What is expected: Output the data below in full, byte for byte. Nothing may differ.

Records supplied:
══════

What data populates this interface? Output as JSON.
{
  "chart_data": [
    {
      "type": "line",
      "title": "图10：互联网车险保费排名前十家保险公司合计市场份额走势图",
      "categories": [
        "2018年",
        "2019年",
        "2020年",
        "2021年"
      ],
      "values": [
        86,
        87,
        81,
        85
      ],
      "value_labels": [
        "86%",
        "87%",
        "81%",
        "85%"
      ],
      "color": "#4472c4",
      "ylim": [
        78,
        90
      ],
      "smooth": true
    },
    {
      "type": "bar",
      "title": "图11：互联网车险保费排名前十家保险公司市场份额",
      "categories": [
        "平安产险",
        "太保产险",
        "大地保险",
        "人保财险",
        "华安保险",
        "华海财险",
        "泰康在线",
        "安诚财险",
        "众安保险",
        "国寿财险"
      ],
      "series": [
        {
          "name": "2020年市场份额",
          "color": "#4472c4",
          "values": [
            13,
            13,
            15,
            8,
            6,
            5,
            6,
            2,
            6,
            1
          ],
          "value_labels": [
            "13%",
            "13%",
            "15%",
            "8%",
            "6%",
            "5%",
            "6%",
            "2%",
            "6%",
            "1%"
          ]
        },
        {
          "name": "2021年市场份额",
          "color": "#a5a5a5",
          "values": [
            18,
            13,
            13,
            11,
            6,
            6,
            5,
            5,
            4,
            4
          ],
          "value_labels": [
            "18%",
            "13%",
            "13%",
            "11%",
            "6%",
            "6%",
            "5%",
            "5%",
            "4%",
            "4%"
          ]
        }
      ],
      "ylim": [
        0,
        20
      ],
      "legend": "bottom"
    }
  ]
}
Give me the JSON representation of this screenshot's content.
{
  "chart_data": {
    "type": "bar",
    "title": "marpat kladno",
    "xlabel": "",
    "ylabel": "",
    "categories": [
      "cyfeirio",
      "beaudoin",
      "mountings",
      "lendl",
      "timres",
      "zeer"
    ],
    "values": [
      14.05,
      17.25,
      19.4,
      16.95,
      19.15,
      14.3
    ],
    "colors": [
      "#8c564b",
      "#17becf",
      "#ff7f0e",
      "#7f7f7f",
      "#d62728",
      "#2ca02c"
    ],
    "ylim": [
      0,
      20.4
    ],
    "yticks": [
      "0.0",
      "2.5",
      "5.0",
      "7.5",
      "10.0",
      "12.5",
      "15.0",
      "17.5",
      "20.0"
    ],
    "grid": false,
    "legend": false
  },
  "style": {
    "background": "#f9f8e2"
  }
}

══════

Solution:
What data populates this interface? Output as JSON.
{
  "chart_data": [
    {
      "type": "line",
      "title": "图10：互联网车险保费排名前十家保险公司合计市场份额走势图",
      "categories": [
        "2018年",
        "2019年",
        "2020年",
        "2021年"
      ],
      "values": [
        86,
        87,
        81,
        85
      ],
      "value_labels": [
        "86%",
        "87%",
        "81%",
        "85%"
      ],
      "color": "#4472c4",
      "ylim": [
        78,
        90
      ],
      "smooth": true
    },
    {
      "type": "bar",
      "title": "图11：互联网车险保费排名前十家保险公司市场份额",
      "categories": [
        "平安产险",
        "太保产险",
        "大地保险",
        "人保财险",
        "华安保险",
        "华海财险",
        "泰康在线",
        "安诚财险",
        "众安保险",
        "国寿财险"
      ],
      "series": [
        {
          "name": "2020年市场份额",
          "color": "#4472c4",
          "values": [
            13,
            13,
            15,
            8,
            6,
            5,
            6,
            2,
            6,
            1
          ],
          "value_labels": [
            "13%",
            "13%",
            "15%",
            "8%",
            "6%",
            "5%",
            "6%",
            "2%",
            "6%",
            "1%"
          ]
        },
        {
          "name": "2021年市场份额",
          "color": "#a5a5a5",
          "values": [
            18,
            13,
            13,
            11,
            6,
            6,
            5,
            5,
            4,
            4
          ],
          "value_labels": [
            "18%",
            "13%",
            "13%",
            "11%",
            "6%",
            "6%",
            "5%",
            "5%",
            "4%",
            "4%"
          ]
        }
      ],
      "ylim": [
        0,
        20
      ],
      "legend": "bottom"
    }
  ]
}
Give me the JSON representation of this screenshot's content.
{
  "chart_data": {
    "type": "bar",
    "title": "marpat kladno",
    "xlabel": "",
    "ylabel": "",
    "categories": [
      "cyfeirio",
      "beaudoin",
      "mountings",
      "lendl",
      "timres",
      "zeer"
    ],
    "values": [
      14.05,
      17.25,
      19.4,
      16.95,
      19.15,
      14.3
    ],
    "colors": [
      "#8c564b",
      "#17becf",
      "#ff7f0e",
      "#7f7f7f",
      "#d62728",
      "#2ca02c"
    ],
    "ylim": [
      0,
      20.4
    ],
    "yticks": [
      "0.0",
      "2.5",
      "5.0",
      "7.5",
      "10.0",
      "12.5",
      "15.0",
      "17.5",
      "20.0"
    ],
    "grid": false,
    "legend": false
  },
  "style": {
    "background": "#f9f8e2"
  }
}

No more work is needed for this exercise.